Work instructions - Where a line holds "placeholder", copy it.

Source data -
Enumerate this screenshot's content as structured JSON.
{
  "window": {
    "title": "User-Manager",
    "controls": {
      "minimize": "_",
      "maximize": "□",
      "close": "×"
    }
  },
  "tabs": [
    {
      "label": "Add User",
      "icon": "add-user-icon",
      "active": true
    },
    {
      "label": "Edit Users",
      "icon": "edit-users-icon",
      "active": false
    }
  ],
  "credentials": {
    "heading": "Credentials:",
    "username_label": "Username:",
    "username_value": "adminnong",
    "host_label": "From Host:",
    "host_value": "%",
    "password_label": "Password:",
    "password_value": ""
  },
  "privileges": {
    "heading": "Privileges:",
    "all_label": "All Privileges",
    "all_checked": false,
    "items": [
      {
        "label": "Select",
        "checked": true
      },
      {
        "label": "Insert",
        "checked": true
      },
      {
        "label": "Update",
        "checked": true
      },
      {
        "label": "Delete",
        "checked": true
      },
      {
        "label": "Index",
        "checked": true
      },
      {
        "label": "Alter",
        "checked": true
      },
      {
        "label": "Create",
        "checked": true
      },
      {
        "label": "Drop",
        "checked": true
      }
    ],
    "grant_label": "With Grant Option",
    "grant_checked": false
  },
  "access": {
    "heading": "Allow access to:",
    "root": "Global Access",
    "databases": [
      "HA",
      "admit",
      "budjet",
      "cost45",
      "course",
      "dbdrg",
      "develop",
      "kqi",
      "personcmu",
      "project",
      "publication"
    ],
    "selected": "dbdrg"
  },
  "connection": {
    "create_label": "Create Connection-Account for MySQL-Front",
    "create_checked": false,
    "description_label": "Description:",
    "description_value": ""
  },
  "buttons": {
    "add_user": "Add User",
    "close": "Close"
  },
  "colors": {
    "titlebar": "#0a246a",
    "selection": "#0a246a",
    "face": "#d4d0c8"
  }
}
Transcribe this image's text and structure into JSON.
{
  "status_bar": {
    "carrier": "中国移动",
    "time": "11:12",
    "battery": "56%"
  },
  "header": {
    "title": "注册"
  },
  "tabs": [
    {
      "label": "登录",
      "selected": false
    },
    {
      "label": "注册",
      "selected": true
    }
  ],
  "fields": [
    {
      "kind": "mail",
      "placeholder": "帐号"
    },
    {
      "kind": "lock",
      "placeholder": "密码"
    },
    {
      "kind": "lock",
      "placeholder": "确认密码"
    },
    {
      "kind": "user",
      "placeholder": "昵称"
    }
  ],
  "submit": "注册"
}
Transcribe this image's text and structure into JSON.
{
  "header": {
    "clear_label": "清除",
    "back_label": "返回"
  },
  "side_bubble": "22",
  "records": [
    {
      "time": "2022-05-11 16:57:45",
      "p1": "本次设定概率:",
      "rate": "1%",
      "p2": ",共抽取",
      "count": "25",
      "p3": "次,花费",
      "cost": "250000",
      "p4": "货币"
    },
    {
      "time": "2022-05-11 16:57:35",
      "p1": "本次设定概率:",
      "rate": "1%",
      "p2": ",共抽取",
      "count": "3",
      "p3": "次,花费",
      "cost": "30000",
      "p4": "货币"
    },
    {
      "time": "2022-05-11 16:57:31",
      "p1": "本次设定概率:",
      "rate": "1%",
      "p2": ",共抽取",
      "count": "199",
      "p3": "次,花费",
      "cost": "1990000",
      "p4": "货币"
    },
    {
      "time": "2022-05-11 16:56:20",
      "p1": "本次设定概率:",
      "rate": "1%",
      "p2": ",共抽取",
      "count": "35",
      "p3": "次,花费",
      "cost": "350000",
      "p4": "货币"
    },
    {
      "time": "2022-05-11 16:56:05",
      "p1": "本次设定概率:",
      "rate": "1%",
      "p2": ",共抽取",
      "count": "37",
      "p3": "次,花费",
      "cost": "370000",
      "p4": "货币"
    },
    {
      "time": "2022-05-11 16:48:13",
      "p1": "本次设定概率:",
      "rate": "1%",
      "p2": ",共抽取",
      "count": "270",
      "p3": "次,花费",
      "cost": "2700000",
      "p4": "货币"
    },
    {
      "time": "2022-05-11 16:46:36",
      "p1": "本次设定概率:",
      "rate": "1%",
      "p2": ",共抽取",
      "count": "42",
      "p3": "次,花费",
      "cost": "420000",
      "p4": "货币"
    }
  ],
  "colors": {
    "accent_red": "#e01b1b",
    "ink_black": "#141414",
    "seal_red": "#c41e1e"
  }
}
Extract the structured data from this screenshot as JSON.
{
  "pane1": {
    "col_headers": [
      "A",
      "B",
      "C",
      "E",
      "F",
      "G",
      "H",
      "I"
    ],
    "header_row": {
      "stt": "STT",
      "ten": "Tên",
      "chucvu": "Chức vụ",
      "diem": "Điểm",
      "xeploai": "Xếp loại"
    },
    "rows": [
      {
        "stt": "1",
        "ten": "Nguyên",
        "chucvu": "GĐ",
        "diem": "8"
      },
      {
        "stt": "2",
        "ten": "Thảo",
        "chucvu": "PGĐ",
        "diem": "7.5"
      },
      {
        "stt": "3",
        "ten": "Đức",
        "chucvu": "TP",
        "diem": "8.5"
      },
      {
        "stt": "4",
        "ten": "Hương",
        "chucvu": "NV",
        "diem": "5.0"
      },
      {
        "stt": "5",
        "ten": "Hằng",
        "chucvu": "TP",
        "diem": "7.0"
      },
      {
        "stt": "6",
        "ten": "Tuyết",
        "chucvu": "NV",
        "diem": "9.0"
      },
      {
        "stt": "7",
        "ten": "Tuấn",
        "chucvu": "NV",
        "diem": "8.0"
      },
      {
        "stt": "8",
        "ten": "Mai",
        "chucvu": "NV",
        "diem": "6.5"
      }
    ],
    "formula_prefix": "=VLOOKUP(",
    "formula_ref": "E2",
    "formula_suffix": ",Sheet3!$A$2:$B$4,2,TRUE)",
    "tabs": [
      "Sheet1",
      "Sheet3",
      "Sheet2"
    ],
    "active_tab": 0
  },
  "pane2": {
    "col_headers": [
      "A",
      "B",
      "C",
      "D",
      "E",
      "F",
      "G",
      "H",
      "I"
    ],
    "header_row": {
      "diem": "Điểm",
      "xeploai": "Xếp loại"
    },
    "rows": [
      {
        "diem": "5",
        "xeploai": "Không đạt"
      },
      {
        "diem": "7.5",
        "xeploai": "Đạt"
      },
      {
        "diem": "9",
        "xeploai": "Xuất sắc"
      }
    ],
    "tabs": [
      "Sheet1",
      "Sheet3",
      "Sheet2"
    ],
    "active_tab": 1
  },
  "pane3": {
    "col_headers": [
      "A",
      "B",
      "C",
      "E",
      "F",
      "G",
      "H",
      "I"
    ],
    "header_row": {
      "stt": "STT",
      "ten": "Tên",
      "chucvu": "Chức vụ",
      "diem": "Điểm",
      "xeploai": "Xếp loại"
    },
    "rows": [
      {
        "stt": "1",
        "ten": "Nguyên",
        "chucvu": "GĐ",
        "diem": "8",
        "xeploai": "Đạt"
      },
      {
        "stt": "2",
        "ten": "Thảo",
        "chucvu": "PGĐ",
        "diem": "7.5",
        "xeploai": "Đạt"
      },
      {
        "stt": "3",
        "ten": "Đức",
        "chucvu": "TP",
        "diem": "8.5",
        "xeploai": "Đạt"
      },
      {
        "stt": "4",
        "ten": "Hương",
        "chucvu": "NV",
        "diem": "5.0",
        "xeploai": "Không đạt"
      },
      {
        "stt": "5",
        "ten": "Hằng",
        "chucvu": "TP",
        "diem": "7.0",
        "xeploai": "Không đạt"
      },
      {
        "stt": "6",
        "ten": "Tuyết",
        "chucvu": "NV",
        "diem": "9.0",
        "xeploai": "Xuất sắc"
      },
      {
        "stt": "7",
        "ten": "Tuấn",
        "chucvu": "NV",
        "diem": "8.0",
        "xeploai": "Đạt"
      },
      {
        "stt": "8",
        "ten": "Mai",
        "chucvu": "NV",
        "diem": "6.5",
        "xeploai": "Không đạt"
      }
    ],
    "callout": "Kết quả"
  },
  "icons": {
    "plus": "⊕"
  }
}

Solution for this exercise -
      "placeholder": "帐号"
      "placeholder": "密码"
      "placeholder": "确认密码"
      "placeholder": "昵称"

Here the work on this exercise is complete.